Items listed in a dataset:
● ● ●
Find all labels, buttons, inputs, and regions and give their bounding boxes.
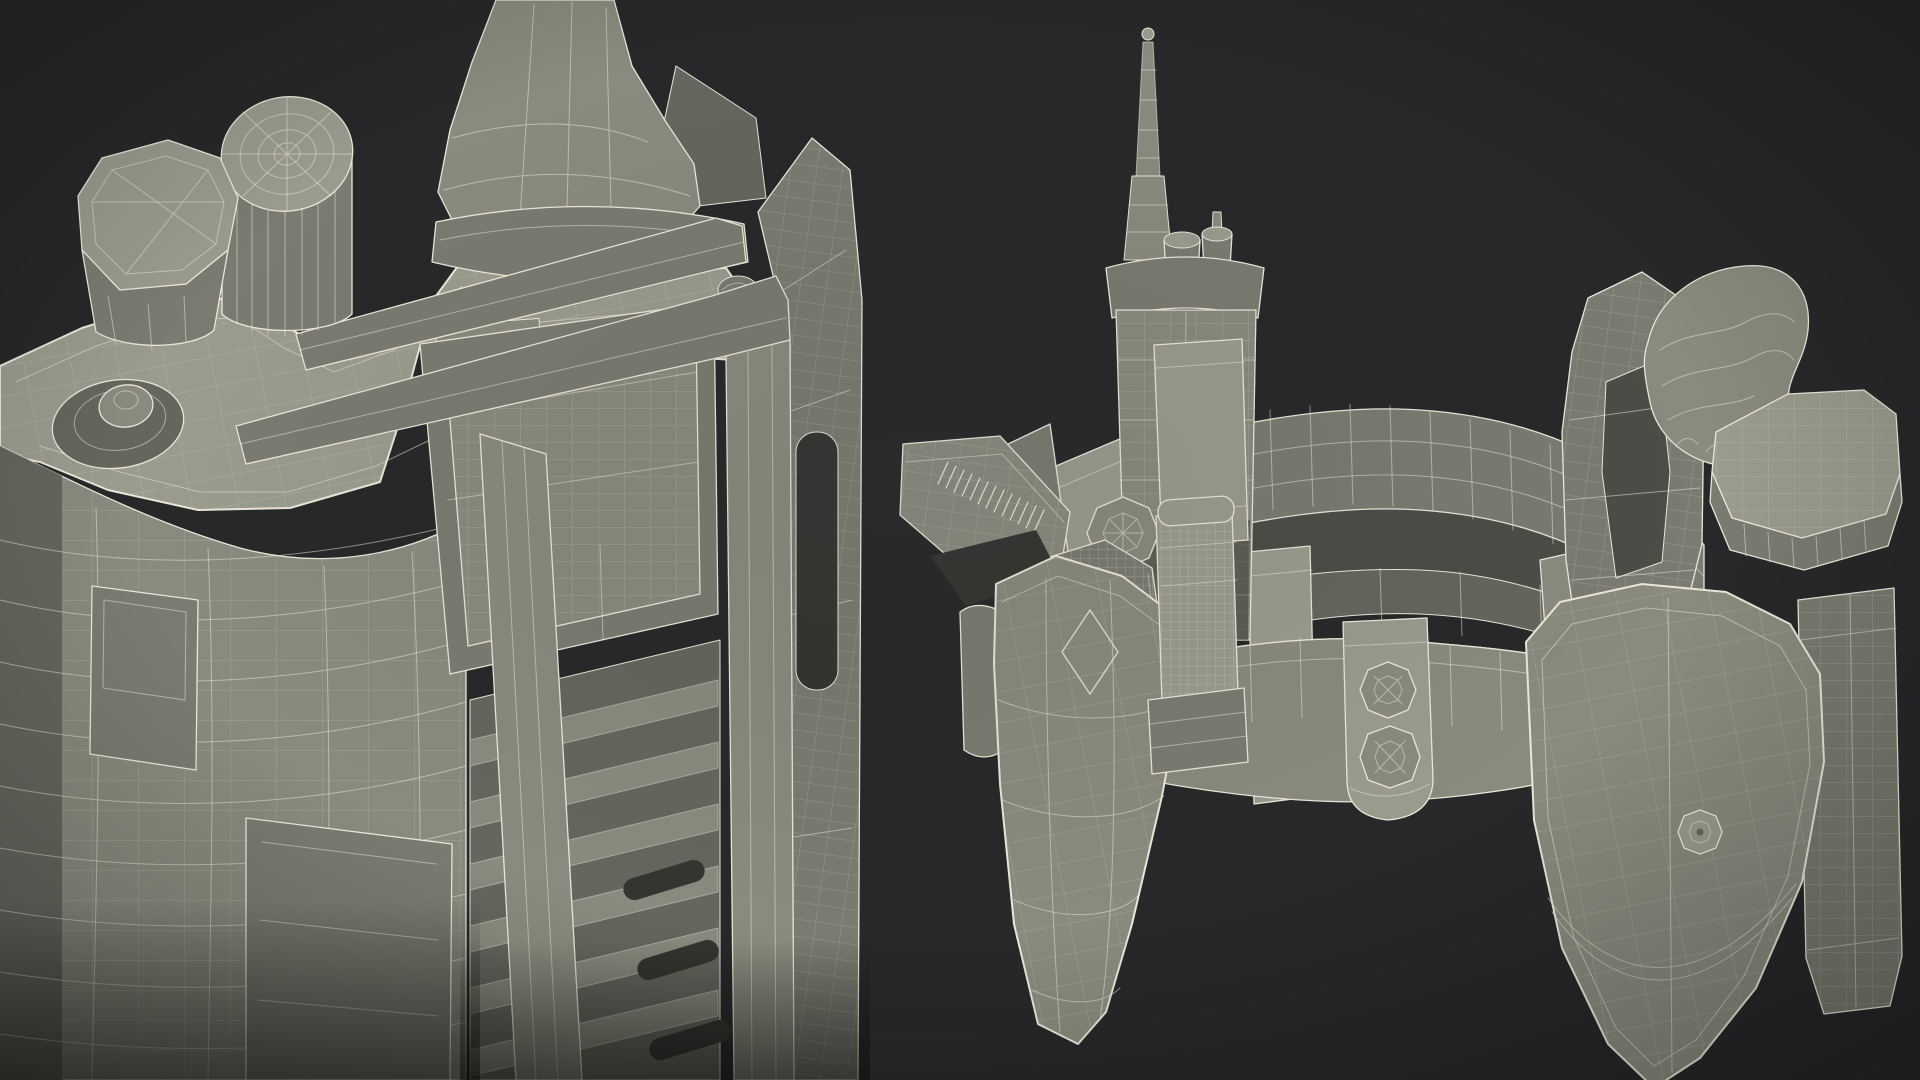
render-viewport (0, 0, 1920, 1080)
vignette-overlay (0, 0, 1920, 1080)
wireframe-render-canvas (0, 0, 1920, 1080)
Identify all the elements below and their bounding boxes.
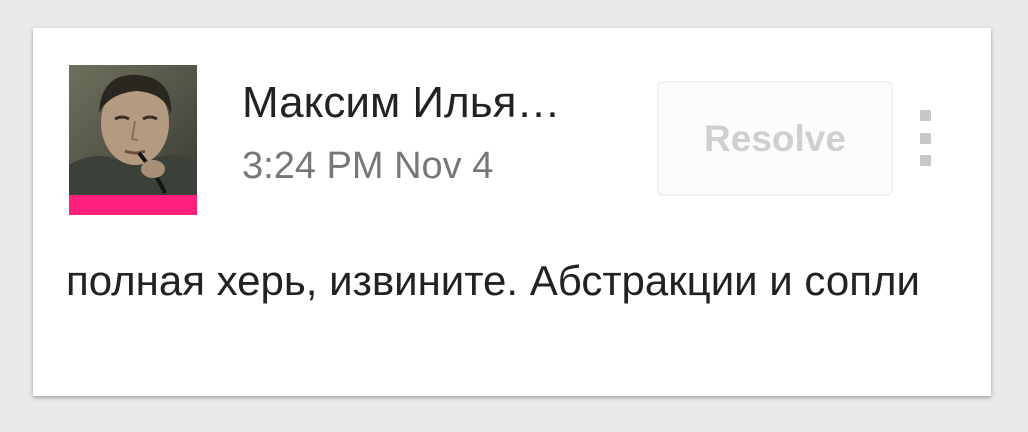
● ● ●
- _Aim of the task_: Write out every line of the entries again, requests included, shifting each bounding-box coordinate in the answers up by 118. Omit the pictures.

- _Response_:
Find all labels, buttons, inputs, and regions and give their bounding boxes.
render-viewport (118, 118, 2038, 1198)
vignette-overlay (118, 118, 2038, 1198)
wireframe-render-canvas (118, 118, 2038, 1198)
Identify all the elements below and their bounding boxes.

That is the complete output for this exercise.